** START Provided data **
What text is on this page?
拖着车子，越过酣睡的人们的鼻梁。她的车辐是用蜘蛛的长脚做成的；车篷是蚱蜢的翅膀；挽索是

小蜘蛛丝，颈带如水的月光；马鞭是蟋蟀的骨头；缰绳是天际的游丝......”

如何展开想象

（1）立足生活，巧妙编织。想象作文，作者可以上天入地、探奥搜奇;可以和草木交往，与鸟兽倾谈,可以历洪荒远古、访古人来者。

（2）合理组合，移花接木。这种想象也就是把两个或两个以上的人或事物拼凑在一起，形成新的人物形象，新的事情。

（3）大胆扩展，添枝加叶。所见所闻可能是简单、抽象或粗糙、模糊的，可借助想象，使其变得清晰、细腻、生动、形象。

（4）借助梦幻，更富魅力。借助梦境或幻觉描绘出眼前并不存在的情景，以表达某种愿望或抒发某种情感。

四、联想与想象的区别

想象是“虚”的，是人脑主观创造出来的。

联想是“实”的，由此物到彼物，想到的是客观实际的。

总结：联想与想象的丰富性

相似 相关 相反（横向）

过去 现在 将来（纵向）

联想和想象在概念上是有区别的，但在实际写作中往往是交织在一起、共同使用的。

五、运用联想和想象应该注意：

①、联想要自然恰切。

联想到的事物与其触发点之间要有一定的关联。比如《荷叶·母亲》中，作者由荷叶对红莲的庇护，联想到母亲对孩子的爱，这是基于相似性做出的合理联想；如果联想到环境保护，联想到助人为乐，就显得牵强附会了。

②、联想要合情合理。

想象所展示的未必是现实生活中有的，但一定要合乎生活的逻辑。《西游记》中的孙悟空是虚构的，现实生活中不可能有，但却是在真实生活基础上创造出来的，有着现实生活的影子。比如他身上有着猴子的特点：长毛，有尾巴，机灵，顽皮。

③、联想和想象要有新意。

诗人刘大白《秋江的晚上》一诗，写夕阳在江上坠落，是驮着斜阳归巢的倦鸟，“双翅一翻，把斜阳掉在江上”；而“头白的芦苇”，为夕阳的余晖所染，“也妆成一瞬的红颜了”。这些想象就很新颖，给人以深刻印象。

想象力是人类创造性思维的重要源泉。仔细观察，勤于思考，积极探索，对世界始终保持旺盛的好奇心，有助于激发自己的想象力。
** END Provided data **
Task description: Here, the records must be output exactly and in full.

Output of the exercise:
What text is on this page?
拖着车子，越过酣睡的人们的鼻梁。她的车辐是用蜘蛛的长脚做成的；车篷是蚱蜢的翅膀；挽索是

小蜘蛛丝，颈带如水的月光；马鞭是蟋蟀的骨头；缰绳是天际的游丝......”

如何展开想象

（1）立足生活，巧妙编织。想象作文，作者可以上天入地、探奥搜奇;可以和草木交往，与鸟兽倾谈,可以历洪荒远古、访古人来者。

（2）合理组合，移花接木。这种想象也就是把两个或两个以上的人或事物拼凑在一起，形成新的人物形象，新的事情。

（3）大胆扩展，添枝加叶。所见所闻可能是简单、抽象或粗糙、模糊的，可借助想象，使其变得清晰、细腻、生动、形象。

（4）借助梦幻，更富魅力。借助梦境或幻觉描绘出眼前并不存在的情景，以表达某种愿望或抒发某种情感。

四、联想与想象的区别

想象是“虚”的，是人脑主观创造出来的。

联想是“实”的，由此物到彼物，想到的是客观实际的。

总结：联想与想象的丰富性

相似 相关 相反（横向）

过去 现在 将来（纵向）

联想和想象在概念上是有区别的，但在实际写作中往往是交织在一起、共同使用的。

五、运用联想和想象应该注意：

①、联想要自然恰切。

联想到的事物与其触发点之间要有一定的关联。比如《荷叶·母亲》中，作者由荷叶对红莲的庇护，联想到母亲对孩子的爱，这是基于相似性做出的合理联想；如果联想到环境保护，联想到助人为乐，就显得牵强附会了。

②、联想要合情合理。

想象所展示的未必是现实生活中有的，但一定要合乎生活的逻辑。《西游记》中的孙悟空是虚构的，现实生活中不可能有，但却是在真实生活基础上创造出来的，有着现实生活的影子。比如他身上有着猴子的特点：长毛，有尾巴，机灵，顽皮。

③、联想和想象要有新意。

诗人刘大白《秋江的晚上》一诗，写夕阳在江上坠落，是驮着斜阳归巢的倦鸟，“双翅一翻，把斜阳掉在江上”；而“头白的芦苇”，为夕阳的余晖所染，“也妆成一瞬的红颜了”。这些想象就很新颖，给人以深刻印象。

想象力是人类创造性思维的重要源泉。仔细观察，勤于思考，积极探索，对世界始终保持旺盛的好奇心，有助于激发自己的想象力。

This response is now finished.